**Task description**
Transcribe the material in full, exactly as written.

**Records for processing**
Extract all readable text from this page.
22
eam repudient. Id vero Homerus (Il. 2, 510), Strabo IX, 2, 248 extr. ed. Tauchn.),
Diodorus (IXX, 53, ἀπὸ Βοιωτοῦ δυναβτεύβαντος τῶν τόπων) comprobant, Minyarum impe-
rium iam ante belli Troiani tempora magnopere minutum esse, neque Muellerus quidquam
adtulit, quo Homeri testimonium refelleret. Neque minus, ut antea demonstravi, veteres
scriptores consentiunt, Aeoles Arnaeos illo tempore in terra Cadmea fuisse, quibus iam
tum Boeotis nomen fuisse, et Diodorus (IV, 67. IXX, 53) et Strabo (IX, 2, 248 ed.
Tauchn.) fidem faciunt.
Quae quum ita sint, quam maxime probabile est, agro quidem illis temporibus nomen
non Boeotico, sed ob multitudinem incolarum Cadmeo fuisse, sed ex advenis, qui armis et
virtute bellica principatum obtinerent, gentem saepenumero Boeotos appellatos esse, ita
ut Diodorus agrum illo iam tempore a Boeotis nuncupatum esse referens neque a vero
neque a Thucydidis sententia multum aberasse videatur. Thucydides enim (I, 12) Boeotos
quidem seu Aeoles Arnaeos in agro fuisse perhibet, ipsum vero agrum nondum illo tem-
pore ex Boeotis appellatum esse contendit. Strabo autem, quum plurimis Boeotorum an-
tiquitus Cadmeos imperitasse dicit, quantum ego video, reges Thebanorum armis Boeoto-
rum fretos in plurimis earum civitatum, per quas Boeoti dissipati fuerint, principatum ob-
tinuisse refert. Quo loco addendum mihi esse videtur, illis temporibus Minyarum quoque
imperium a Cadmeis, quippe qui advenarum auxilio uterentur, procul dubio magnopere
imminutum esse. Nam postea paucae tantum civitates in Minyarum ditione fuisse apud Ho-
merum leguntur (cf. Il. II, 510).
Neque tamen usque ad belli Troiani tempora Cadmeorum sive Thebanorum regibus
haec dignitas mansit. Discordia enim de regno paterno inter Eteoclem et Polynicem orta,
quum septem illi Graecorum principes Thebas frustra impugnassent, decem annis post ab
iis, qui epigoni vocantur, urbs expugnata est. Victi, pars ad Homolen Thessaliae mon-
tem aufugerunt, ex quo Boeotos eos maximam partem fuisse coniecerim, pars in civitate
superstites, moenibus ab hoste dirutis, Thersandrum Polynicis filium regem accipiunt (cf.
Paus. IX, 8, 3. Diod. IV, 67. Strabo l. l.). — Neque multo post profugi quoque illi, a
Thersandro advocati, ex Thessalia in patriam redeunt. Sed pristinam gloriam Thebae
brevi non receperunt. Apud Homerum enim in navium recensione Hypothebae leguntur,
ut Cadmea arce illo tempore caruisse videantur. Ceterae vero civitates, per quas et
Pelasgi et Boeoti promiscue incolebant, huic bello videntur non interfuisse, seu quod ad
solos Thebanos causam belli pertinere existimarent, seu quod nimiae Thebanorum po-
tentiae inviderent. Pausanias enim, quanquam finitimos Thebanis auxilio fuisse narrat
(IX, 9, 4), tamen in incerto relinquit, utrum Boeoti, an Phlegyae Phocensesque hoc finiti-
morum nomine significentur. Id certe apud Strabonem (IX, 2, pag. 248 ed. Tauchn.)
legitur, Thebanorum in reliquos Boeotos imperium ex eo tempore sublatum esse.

**Result**
Extract all readable text from this page.
22
eam repudient. Id vero Homerus (Il. 2, 510), Strabo IX, 2, 248 extr. ed. Tauchn.),
Diodorus (IXX, 53, ἀπὸ Βοιωτοῦ δυναβτεύβαντος τῶν τόπων) comprobant, Minyarum impe-
rium iam ante belli Troiani tempora magnopere minutum esse, neque Muellerus quidquam
adtulit, quo Homeri testimonium refelleret. Neque minus, ut antea demonstravi, veteres
scriptores consentiunt, Aeoles Arnaeos illo tempore in terra Cadmea fuisse, quibus iam
tum Boeotis nomen fuisse, et Diodorus (IV, 67. IXX, 53) et Strabo (IX, 2, 248 ed.
Tauchn.) fidem faciunt.
Quae quum ita sint, quam maxime probabile est, agro quidem illis temporibus nomen
non Boeotico, sed ob multitudinem incolarum Cadmeo fuisse, sed ex advenis, qui armis et
virtute bellica principatum obtinerent, gentem saepenumero Boeotos appellatos esse, ita
ut Diodorus agrum illo iam tempore a Boeotis nuncupatum esse referens neque a vero
neque a Thucydidis sententia multum aberasse videatur. Thucydides enim (I, 12) Boeotos
quidem seu Aeoles Arnaeos in agro fuisse perhibet, ipsum vero agrum nondum illo tem-
pore ex Boeotis appellatum esse contendit. Strabo autem, quum plurimis Boeotorum an-
tiquitus Cadmeos imperitasse dicit, quantum ego video, reges Thebanorum armis Boeoto-
rum fretos in plurimis earum civitatum, per quas Boeoti dissipati fuerint, principatum ob-
tinuisse refert. Quo loco addendum mihi esse videtur, illis temporibus Minyarum quoque
imperium a Cadmeis, quippe qui advenarum auxilio uterentur, procul dubio magnopere
imminutum esse. Nam postea paucae tantum civitates in Minyarum ditione fuisse apud Ho-
merum leguntur (cf. Il. II, 510).
Neque tamen usque ad belli Troiani tempora Cadmeorum sive Thebanorum regibus
haec dignitas mansit. Discordia enim de regno paterno inter Eteoclem et Polynicem orta,
quum septem illi Graecorum principes Thebas frustra impugnassent, decem annis post ab
iis, qui epigoni vocantur, urbs expugnata est. Victi, pars ad Homolen Thessaliae mon-
tem aufugerunt, ex quo Boeotos eos maximam partem fuisse coniecerim, pars in civitate
superstites, moenibus ab hoste dirutis, Thersandrum Polynicis filium regem accipiunt (cf.
Paus. IX, 8, 3. Diod. IV, 67. Strabo l. l.). — Neque multo post profugi quoque illi, a
Thersandro advocati, ex Thessalia in patriam redeunt. Sed pristinam gloriam Thebae
brevi non receperunt. Apud Homerum enim in navium recensione Hypothebae leguntur,
ut Cadmea arce illo tempore caruisse videantur. Ceterae vero civitates, per quas et
Pelasgi et Boeoti promiscue incolebant, huic bello videntur non interfuisse, seu quod ad
solos Thebanos causam belli pertinere existimarent, seu quod nimiae Thebanorum po-
tentiae inviderent. Pausanias enim, quanquam finitimos Thebanis auxilio fuisse narrat
(IX, 9, 4), tamen in incerto relinquit, utrum Boeoti, an Phlegyae Phocensesque hoc finiti-
morum nomine significentur. Id certe apud Strabonem (IX, 2, pag. 248 ed. Tauchn.)
legitur, Thebanorum in reliquos Boeotos imperium ex eo tempore sublatum esse.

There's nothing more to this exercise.